_Your instructions_:
In the material below, list every line carrying the string "menu".

--- start of Listed records ---

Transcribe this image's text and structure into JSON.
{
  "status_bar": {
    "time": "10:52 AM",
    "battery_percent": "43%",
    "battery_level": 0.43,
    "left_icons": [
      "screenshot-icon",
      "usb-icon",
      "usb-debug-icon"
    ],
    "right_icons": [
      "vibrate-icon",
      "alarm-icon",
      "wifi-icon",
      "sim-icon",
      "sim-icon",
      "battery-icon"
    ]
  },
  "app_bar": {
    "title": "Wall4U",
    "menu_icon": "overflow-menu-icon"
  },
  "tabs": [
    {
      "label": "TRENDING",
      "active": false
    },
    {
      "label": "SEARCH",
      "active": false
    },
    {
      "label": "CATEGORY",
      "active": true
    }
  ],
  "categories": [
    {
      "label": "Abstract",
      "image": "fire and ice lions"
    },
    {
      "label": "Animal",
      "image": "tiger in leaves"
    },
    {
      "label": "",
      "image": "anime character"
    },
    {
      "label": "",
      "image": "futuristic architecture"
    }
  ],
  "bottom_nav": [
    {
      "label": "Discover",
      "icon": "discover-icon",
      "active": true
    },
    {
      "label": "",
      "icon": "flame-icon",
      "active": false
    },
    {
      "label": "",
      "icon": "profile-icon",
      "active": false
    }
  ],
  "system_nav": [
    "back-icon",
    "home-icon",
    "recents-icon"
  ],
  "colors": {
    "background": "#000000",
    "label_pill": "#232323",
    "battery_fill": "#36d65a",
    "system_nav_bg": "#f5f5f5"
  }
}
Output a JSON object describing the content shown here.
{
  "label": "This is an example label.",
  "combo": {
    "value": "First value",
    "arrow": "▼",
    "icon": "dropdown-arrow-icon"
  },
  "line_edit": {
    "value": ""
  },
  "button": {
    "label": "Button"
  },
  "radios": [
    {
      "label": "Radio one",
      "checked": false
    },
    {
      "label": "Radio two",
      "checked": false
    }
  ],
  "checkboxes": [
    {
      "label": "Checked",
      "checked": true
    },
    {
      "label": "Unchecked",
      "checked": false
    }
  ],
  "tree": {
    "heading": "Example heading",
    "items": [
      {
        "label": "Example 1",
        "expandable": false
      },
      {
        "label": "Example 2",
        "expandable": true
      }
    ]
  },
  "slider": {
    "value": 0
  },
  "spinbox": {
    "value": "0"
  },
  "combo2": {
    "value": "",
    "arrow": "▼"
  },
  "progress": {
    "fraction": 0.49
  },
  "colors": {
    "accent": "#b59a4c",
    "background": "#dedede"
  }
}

--- end of Listed records ---
--- start of Listed records ---

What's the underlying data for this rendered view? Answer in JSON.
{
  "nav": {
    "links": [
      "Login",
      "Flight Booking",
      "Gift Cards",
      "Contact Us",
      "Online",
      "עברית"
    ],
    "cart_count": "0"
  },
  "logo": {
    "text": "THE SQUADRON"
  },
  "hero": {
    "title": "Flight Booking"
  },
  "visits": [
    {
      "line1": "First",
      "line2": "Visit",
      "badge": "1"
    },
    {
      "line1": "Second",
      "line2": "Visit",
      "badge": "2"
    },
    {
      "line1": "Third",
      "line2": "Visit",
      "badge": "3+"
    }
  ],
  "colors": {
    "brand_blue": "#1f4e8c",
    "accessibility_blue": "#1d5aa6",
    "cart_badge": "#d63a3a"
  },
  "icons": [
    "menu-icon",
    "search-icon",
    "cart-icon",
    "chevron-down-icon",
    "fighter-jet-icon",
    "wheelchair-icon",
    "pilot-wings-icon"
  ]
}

--- end of Listed records ---

_Task solution_:
    "menu_icon": "overflow-menu-icon"
    "menu-icon",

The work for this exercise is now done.